_Task statement_. Only lines holding the word "Eurozone" should be copied from the material.

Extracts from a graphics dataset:

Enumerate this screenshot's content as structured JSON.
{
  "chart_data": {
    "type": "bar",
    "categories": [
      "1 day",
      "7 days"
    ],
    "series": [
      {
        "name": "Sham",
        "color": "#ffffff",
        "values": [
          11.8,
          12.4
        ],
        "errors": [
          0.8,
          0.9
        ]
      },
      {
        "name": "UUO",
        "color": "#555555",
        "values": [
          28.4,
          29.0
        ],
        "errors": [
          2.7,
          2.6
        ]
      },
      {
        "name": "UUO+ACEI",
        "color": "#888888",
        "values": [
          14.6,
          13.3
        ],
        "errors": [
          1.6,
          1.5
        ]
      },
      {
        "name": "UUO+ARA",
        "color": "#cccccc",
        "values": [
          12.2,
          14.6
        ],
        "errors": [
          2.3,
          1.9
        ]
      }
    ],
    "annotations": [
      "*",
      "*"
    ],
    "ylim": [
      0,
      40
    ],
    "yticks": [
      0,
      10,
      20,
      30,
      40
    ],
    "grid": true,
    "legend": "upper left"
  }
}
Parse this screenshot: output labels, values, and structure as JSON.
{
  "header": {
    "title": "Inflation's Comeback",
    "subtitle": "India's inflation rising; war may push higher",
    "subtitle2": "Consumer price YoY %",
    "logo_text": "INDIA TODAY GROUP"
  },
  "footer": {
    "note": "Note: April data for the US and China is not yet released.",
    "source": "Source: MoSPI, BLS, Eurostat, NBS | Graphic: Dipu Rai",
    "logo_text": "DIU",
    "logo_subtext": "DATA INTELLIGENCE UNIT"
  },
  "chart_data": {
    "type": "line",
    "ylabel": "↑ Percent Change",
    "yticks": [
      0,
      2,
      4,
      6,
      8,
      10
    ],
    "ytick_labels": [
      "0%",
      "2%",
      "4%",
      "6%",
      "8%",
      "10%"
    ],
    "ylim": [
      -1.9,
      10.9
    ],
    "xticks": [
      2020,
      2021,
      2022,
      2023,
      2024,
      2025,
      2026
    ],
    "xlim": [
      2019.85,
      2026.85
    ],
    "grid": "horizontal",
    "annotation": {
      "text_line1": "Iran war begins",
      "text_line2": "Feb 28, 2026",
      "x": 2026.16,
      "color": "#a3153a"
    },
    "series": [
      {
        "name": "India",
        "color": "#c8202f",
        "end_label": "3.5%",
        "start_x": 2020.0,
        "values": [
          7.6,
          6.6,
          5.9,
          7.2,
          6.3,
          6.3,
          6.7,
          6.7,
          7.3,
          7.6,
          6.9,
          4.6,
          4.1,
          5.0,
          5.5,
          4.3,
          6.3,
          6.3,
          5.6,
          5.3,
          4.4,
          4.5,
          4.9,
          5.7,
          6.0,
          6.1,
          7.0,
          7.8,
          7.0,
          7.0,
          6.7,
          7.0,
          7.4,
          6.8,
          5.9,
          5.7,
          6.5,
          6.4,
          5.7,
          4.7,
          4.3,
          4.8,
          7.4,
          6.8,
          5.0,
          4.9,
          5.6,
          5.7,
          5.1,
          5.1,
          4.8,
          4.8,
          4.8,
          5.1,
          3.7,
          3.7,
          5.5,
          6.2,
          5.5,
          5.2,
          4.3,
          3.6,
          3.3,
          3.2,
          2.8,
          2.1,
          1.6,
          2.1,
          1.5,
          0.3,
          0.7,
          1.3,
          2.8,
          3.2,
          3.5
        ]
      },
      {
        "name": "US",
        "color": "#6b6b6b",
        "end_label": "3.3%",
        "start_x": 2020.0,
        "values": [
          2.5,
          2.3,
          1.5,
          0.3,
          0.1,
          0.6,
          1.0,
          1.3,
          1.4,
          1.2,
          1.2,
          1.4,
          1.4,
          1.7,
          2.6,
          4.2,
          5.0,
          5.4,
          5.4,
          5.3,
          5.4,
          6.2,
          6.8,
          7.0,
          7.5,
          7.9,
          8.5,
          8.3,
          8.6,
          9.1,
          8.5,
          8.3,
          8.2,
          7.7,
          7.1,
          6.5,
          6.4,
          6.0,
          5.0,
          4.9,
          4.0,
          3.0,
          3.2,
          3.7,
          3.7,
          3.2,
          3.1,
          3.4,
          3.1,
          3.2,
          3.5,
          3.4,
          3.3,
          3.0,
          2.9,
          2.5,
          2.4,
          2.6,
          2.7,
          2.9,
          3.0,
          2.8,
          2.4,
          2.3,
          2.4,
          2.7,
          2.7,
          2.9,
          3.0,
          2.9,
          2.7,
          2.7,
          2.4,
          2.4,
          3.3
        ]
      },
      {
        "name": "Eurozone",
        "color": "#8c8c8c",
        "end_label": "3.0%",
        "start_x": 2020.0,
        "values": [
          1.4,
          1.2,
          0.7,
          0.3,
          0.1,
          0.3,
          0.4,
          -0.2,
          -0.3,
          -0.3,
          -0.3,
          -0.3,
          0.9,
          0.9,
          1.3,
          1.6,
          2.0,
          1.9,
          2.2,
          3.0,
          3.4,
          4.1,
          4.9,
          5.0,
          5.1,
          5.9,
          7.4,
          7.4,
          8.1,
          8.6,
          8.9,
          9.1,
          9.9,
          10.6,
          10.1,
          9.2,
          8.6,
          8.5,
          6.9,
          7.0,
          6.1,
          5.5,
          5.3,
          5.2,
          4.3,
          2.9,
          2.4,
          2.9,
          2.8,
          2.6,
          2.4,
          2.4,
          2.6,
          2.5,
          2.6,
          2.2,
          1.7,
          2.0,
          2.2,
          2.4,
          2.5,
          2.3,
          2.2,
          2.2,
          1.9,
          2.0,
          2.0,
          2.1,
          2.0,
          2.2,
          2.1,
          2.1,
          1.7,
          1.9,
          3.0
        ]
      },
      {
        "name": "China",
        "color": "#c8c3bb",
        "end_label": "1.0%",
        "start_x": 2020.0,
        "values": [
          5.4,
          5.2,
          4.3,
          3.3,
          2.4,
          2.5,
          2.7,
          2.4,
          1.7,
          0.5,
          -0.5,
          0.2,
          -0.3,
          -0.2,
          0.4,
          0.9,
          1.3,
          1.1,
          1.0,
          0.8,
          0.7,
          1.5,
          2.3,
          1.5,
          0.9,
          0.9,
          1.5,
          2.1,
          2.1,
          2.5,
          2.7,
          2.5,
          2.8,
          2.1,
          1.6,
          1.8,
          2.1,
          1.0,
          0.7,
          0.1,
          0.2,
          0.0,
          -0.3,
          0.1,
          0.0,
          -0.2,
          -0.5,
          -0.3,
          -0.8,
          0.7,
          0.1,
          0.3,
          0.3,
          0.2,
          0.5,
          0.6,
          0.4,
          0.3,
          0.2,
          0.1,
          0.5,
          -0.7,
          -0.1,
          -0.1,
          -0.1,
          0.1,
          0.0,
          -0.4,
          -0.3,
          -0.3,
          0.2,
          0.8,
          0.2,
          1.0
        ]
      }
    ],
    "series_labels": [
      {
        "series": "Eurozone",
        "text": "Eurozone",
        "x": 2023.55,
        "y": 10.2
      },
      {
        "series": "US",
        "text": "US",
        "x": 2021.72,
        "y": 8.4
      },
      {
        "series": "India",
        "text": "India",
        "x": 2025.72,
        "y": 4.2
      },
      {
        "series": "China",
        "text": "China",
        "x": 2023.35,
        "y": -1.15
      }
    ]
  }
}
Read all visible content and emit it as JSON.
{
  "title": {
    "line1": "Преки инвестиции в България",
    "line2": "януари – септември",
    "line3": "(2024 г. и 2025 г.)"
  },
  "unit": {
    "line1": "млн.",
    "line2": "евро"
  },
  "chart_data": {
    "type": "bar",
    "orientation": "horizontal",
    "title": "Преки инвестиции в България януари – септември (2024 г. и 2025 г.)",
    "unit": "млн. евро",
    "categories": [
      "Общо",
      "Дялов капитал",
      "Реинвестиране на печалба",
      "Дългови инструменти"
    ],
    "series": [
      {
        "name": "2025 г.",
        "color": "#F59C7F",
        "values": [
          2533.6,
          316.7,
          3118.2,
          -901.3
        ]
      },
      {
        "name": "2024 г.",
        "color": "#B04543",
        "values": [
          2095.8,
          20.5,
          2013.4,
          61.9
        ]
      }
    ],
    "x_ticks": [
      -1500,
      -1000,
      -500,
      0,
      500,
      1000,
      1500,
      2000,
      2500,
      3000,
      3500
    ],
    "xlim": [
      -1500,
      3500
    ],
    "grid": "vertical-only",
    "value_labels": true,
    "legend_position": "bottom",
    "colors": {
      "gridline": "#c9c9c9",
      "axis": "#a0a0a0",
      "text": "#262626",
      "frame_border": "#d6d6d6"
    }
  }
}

_Solved exercise_.
        "name": "Eurozone",
        "series": "Eurozone",
        "text": "Eurozone",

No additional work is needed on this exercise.